**Directive**
Report every line in the listing below where the string "JSON" shows up.
..........
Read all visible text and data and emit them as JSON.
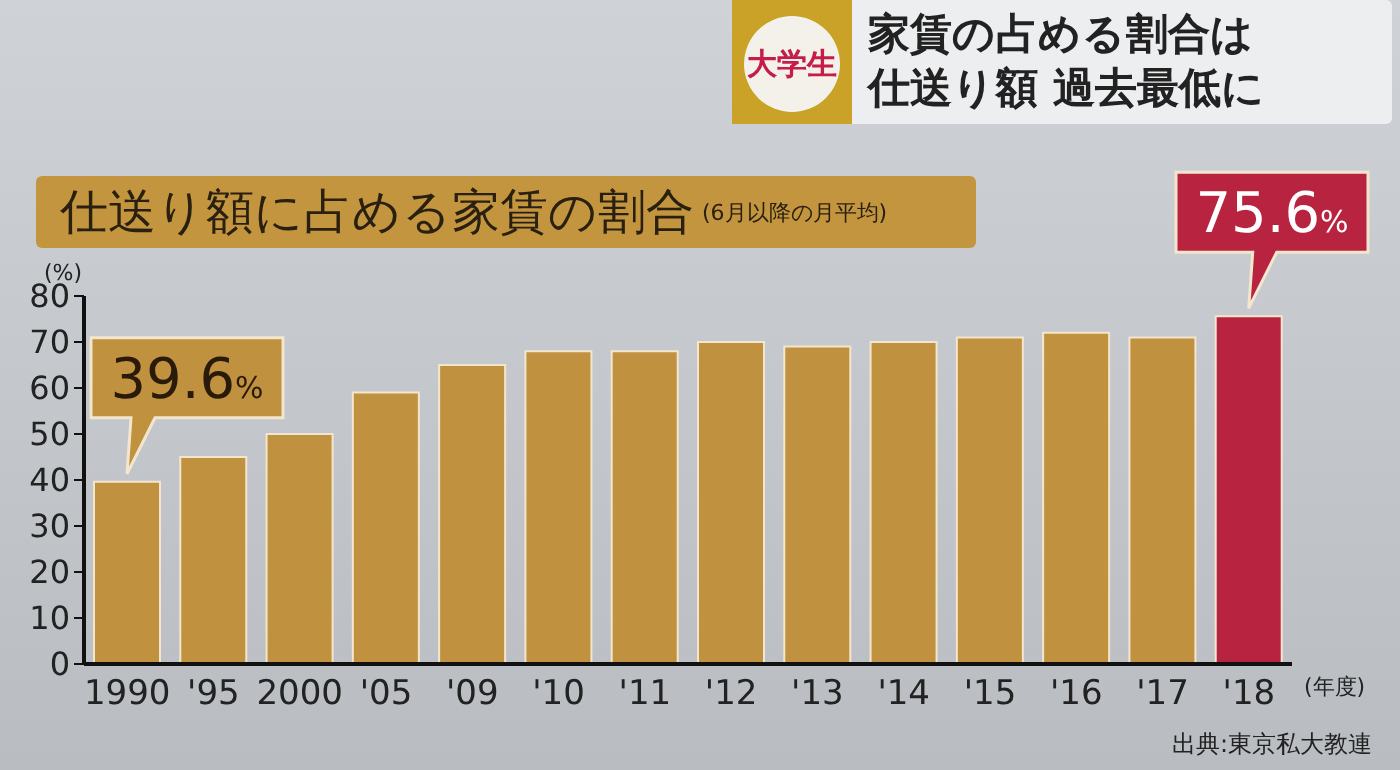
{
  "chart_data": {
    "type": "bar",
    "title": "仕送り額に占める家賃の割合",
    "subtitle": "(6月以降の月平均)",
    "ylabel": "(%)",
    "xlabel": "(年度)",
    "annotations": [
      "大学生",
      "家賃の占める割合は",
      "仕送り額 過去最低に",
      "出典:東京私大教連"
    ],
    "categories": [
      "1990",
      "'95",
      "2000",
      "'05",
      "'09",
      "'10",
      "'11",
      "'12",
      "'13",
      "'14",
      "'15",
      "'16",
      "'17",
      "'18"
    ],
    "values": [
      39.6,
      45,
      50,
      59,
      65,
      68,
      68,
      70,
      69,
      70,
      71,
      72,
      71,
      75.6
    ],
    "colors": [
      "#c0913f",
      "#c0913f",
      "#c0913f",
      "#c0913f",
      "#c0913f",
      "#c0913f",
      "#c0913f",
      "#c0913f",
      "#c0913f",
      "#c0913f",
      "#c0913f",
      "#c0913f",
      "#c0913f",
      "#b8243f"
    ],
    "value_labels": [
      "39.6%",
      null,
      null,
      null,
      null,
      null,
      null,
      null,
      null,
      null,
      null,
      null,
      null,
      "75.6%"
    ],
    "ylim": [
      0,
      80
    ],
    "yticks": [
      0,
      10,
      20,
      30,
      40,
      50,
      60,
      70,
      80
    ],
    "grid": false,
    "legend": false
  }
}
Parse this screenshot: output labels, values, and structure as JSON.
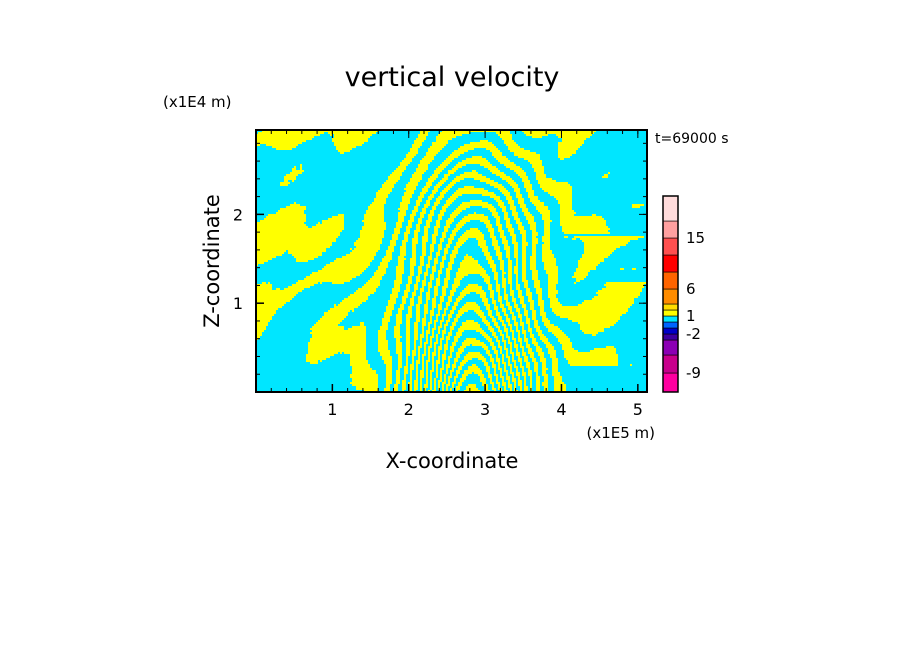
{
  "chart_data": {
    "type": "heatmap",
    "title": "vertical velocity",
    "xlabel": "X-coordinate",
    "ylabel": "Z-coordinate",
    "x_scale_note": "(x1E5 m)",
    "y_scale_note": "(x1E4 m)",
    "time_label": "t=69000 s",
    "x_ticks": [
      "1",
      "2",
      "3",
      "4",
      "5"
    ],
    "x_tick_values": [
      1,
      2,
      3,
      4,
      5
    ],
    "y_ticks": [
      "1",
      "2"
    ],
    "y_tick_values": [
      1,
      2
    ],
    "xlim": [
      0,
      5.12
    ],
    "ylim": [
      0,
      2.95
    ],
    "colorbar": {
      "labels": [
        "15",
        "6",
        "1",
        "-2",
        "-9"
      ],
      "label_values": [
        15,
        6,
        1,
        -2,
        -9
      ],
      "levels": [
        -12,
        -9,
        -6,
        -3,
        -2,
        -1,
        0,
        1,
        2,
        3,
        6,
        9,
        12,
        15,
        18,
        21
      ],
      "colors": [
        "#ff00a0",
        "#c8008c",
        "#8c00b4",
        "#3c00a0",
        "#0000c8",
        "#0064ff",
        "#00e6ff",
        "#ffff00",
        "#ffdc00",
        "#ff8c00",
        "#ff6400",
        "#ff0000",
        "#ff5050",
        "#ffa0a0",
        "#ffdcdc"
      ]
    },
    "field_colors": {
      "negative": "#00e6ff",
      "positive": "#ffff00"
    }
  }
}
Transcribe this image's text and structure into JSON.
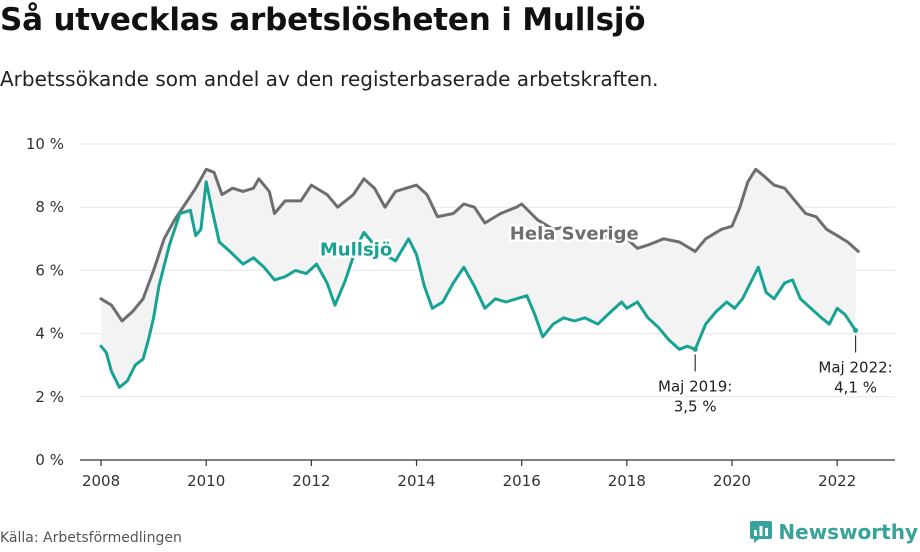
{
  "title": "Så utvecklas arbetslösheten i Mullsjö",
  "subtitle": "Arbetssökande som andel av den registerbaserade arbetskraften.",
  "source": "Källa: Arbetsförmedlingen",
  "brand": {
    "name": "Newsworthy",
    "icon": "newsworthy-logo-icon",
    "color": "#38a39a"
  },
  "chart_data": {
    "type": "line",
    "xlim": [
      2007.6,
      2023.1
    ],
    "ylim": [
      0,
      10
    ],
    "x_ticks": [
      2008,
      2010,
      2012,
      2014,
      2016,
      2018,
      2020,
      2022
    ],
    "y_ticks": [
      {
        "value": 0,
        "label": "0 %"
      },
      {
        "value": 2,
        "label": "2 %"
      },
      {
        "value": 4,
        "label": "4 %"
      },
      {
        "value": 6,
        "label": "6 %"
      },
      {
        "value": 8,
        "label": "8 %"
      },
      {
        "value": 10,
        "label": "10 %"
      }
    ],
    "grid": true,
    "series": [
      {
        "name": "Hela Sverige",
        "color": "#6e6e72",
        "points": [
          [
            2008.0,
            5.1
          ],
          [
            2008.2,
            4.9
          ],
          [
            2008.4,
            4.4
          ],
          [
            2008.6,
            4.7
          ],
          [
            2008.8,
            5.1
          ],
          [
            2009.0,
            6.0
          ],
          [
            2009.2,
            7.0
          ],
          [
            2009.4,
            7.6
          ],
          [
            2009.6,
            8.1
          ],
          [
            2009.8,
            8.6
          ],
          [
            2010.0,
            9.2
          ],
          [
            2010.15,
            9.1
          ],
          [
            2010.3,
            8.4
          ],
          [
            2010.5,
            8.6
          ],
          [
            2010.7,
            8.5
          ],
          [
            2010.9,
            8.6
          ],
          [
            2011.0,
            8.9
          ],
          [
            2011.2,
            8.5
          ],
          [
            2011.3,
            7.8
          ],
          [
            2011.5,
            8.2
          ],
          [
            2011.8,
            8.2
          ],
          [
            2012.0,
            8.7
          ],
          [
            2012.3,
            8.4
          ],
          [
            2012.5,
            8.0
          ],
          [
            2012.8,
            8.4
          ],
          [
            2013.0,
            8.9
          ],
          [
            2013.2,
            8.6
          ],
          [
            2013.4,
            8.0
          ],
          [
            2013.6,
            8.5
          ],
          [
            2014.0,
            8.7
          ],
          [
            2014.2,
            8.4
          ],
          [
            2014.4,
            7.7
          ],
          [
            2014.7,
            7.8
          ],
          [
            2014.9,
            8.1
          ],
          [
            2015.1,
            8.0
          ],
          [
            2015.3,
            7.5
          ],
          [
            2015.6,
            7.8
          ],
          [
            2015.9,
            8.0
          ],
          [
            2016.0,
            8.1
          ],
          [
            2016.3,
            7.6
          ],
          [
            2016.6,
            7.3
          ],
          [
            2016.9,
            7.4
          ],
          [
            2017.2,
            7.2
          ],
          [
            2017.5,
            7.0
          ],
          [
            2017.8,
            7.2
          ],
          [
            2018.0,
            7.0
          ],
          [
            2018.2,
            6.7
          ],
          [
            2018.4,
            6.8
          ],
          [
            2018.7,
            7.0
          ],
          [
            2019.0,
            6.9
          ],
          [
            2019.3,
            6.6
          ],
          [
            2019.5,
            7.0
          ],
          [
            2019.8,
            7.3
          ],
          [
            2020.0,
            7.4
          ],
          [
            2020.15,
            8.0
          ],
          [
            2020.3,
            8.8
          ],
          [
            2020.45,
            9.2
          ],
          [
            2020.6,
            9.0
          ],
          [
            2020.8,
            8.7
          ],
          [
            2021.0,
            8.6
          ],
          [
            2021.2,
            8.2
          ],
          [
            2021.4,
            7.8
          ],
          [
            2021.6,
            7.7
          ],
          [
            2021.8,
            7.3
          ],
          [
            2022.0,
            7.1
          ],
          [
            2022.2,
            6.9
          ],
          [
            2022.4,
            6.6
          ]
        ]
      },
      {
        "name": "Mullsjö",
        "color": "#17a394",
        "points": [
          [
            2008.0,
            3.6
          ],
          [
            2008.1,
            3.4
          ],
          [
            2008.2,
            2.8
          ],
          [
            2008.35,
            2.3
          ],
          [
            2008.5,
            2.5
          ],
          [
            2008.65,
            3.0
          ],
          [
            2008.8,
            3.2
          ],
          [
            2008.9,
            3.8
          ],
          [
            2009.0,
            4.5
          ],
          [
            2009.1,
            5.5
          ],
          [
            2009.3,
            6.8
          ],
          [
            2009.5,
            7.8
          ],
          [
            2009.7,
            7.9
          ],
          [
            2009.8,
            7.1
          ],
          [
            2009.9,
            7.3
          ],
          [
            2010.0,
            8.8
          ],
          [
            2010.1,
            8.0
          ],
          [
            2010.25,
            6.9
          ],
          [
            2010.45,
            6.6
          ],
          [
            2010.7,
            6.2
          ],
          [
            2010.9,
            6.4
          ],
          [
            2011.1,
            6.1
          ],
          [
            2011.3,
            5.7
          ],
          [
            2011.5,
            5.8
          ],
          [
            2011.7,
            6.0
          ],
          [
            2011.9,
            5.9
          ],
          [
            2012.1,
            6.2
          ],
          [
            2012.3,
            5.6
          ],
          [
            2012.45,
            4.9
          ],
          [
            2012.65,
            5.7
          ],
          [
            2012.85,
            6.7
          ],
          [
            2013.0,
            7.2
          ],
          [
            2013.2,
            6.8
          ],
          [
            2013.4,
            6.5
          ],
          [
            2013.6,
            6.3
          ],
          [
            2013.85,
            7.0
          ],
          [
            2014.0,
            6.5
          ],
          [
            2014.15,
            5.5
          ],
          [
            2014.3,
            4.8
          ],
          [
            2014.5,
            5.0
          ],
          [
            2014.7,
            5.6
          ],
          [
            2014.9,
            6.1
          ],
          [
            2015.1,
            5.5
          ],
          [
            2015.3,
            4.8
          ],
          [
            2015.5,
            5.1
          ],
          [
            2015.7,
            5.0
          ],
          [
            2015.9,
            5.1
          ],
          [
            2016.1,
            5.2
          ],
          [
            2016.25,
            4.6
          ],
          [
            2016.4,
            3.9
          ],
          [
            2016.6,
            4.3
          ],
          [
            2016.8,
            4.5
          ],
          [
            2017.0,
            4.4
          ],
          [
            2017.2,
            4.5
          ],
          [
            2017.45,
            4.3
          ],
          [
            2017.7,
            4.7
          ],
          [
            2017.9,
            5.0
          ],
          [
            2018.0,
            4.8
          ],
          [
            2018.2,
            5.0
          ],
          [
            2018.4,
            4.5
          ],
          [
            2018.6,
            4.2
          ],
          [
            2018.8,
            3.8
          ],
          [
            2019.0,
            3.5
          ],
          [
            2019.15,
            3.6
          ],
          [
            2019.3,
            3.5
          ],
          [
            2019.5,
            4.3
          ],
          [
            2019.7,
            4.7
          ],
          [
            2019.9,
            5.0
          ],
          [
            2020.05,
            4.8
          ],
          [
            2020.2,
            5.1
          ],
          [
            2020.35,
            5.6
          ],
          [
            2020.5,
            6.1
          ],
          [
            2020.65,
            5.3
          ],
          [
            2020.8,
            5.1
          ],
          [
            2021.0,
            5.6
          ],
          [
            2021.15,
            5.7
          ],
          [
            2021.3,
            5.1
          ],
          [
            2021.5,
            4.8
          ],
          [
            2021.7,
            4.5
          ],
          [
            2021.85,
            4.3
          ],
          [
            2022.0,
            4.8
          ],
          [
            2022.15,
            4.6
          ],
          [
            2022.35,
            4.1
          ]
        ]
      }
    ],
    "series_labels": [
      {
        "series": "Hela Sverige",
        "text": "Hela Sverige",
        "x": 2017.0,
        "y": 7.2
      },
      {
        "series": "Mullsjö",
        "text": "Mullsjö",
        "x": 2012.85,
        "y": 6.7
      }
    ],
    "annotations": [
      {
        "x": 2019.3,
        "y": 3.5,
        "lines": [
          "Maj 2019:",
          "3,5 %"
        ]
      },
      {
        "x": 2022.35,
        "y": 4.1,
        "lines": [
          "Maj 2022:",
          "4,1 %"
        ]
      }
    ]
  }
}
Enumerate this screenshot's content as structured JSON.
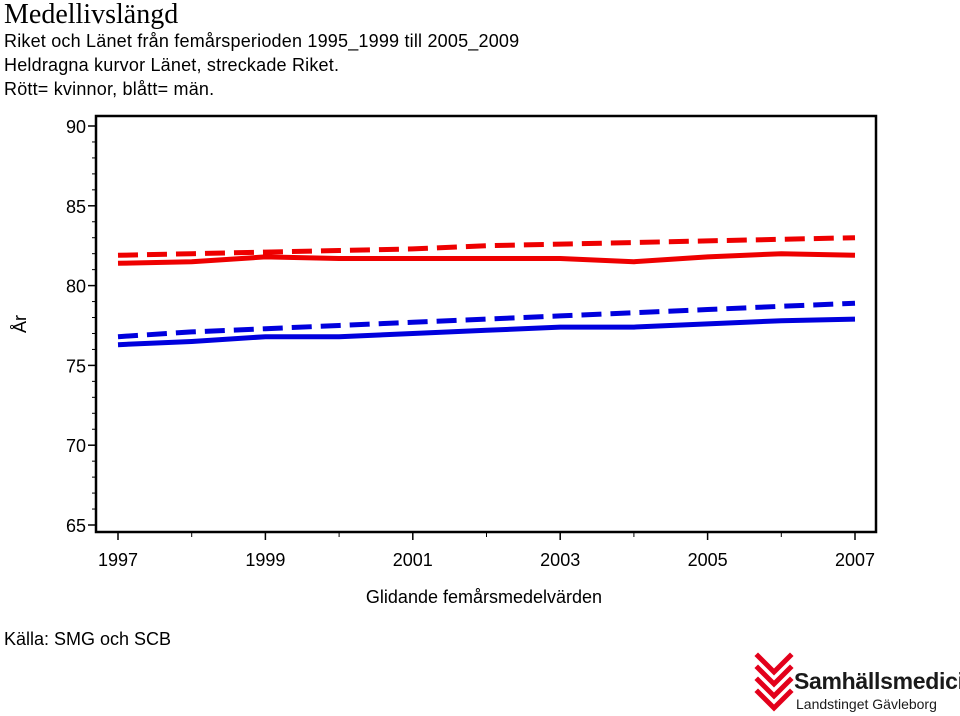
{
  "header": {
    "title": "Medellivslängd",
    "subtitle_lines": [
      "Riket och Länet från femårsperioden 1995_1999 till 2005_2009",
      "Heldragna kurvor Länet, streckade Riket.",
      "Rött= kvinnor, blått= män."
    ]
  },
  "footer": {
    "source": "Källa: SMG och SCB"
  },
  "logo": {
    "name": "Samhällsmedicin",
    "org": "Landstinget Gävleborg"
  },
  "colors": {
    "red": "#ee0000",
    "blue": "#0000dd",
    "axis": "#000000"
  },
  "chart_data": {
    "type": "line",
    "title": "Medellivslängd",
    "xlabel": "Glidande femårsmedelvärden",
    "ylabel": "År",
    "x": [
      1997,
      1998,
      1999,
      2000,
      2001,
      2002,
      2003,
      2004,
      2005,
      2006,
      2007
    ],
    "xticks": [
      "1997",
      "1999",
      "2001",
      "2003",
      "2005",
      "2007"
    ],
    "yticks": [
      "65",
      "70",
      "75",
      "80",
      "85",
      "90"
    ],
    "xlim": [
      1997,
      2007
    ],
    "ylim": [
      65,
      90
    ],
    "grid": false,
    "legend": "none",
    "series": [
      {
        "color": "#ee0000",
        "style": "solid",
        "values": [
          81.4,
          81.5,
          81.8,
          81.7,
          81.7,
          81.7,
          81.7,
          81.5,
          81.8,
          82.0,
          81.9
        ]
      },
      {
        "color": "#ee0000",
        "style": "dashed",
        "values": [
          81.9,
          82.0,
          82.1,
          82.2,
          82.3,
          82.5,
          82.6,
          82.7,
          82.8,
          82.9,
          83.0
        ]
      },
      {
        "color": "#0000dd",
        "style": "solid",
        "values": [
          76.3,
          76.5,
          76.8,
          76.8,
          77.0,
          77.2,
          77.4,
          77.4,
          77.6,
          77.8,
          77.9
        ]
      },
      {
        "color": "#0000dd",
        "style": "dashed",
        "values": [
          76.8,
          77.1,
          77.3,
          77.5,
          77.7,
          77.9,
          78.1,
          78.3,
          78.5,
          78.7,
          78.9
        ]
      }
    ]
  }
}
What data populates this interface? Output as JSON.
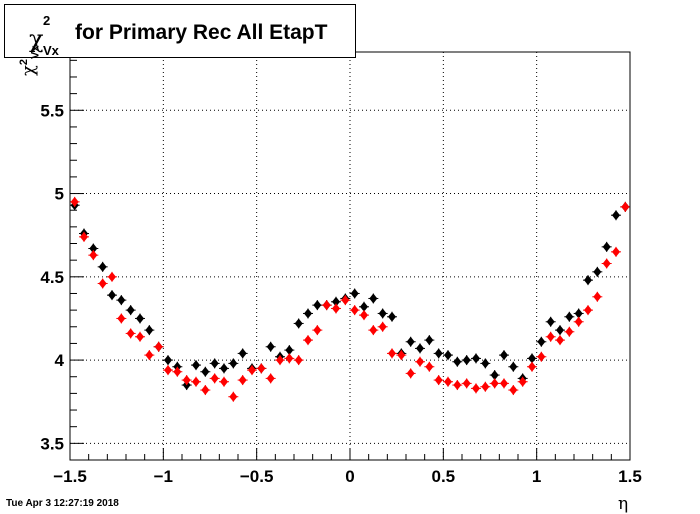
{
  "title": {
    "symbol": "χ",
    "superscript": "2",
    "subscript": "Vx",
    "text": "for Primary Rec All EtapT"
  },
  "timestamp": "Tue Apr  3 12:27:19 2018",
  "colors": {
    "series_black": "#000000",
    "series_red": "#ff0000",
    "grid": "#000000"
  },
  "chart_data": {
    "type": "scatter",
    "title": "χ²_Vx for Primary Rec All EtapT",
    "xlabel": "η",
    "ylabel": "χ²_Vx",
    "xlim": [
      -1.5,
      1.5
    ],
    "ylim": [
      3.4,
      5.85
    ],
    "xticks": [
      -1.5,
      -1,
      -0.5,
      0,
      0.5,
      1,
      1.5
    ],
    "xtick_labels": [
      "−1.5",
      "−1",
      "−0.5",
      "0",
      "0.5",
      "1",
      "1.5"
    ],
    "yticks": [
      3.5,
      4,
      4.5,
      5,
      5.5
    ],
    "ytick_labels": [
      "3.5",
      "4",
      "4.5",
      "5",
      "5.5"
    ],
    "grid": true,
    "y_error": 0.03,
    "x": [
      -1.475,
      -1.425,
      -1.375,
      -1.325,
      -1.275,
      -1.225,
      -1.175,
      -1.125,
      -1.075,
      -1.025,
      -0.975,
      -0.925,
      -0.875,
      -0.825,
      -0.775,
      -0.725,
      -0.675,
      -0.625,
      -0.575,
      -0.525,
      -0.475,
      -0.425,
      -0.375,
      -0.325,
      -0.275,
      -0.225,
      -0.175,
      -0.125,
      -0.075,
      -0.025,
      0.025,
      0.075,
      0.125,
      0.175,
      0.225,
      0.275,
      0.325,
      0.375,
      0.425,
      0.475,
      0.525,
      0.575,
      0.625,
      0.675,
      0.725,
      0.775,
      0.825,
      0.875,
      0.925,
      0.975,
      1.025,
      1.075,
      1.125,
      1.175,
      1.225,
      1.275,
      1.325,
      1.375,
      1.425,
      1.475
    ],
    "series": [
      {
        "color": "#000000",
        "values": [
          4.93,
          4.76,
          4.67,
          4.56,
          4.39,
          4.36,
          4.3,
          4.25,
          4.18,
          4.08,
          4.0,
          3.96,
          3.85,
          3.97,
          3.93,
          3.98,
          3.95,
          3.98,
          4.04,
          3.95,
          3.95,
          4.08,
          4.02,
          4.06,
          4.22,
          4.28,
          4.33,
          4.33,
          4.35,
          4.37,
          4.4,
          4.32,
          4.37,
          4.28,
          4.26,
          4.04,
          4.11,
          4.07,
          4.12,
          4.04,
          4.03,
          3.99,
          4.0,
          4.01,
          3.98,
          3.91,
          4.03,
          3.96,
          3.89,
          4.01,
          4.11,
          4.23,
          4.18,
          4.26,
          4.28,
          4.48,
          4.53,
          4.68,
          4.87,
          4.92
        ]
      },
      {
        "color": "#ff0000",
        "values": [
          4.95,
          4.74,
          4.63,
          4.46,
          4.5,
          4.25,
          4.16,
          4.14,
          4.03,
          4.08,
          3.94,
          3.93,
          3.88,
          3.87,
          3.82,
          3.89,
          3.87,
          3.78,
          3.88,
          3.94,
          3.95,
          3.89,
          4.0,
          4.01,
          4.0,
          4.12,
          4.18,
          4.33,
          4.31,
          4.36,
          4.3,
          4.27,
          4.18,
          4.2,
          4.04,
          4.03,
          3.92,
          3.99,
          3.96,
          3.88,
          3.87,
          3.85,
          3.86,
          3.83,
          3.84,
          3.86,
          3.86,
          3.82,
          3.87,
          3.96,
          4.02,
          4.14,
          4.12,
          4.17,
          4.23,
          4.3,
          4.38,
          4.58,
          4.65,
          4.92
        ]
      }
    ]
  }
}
..........
**Written response**
Read all visible text and data and emit them as JSON.
Parse this screenshot: output labels, values, and structure as JSON.
Transcribe this image's text and structure into JSON.
Enumerate this screenshot's content as structured JSON.
What data populates this interface? Output as JSON.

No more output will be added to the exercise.